▶ **Set task**
Your task is to give the number of lines in the listing that include "através", and nothing else.

▶ **Data listing**
▬▬▬▬▬▬▬▬▬▬

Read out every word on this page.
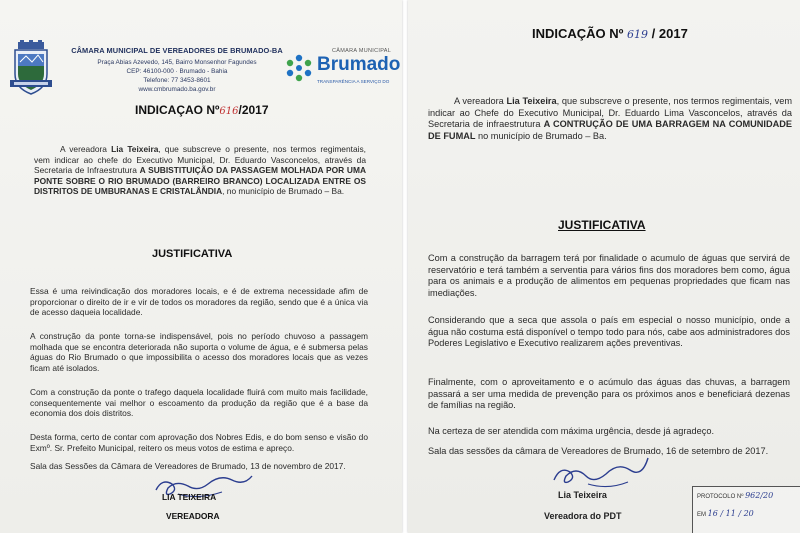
CÂMARA MUNICIPAL DE VEREADORES DE BRUMADO-BA
Praça Abias Azevedo, 145, Bairro Monsenhor Fagundes
CEP: 46100-000 · Brumado - Bahia
Telefone: 77 3453-8601
www.cmbrumado.ba.gov.br
CÂMARA MUNICIPAL
Brumado
TRANSPARÊNCIA A SERVIÇO DO
INDICAÇAO Nº616/2017

A vereadora Lia Teixeira, que subscreve o presente, nos termos regimentais, vem indicar ao chefe do Executivo Municipal, Dr. Eduardo Vasconcelos, através da Secretaria de Infraestrutura A SUBISTITUIÇÃO DA PASSAGEM MOLHADA POR UMA PONTE SOBRE O RIO BRUMADO (BARREIRO BRANCO) LOCALIZADA ENTRE OS DISTRITOS DE UMBURANAS E CRISTALÂNDIA, no município de Brumado – Ba.

JUSTIFICATIVA

Essa é uma reivindicação dos moradores locais, e é de extrema necessidade afim de proporcionar o direito de ir e vir de todos os moradores da região, sendo que é a única via de acesso daqueia localidade.

A construção da ponte torna-se indispensável, pois no período chuvoso a passagem molhada que se encontra deteriorada não suporta o volume de água, e é submersa pelas águas do Rio Brumado o que impossibilita o acesso dos moradores locais que as vezes ficam até isolados.

Com a construção da ponte o trafego daquela localidade fluirá com muito mais facilidade, consequentemente vai melhor o escoamento da produção da região que é a base da economia dos dois distritos.

Desta forma, certo de contar com aprovação dos Nobres Edis, e do bom senso e visão do Exmº. Sr. Prefeito Municipal, reitero os meus votos de estima e apreço.

Sala das Sessões da Câmara de Vereadores de Brumado, 13 de novembro de 2017.

LIA TEIXEIRA
VEREADORA
INDICAÇÃO Nº 619 / 2017

A vereadora Lia Teixeira, que subscreve o presente, nos termos regimentais, vem indicar ao Chefe do Executivo Municipal, Dr. Eduardo Lima Vasconcelos, através da Secretaria de infraestrutura A CONTRUÇÃO DE UMA BARRAGEM NA COMUNIDADE DE FUMAL no município de Brumado – Ba.

JUSTIFICATIVA

Com a construção da barragem terá por finalidade o acumulo de águas que servirá de reservatório e terá também a serventia para vários fins dos moradores bem como, água para os animais e a produção de alimentos em pequenas propriedades que ficam nas imediações.

Considerando que a seca que assola o país em especial o nosso município, onde a água não costuma está disponível o tempo todo para nós, cabe aos administradores dos Poderes Legislativo e Executivo realizarem ações preventivas.

Finalmente, com o aproveitamento e o acúmulo das águas das chuvas, a barragem passará a ser uma medida de prevenção para os próximos anos e beneficiará dezenas de famílias na região.

Na certeza de ser atendida com máxima urgência, desde já agradeço.

Sala das sessões da câmara de Vereadores de Brumado, 16 de setembro de 2017.

Lia Teixeira
Vereadora do PDT
PROTOCOLO Nº 962/20
EM 16 / 11 / 20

▬▬▬▬▬▬▬▬▬▬

▶ **Result of this task**
2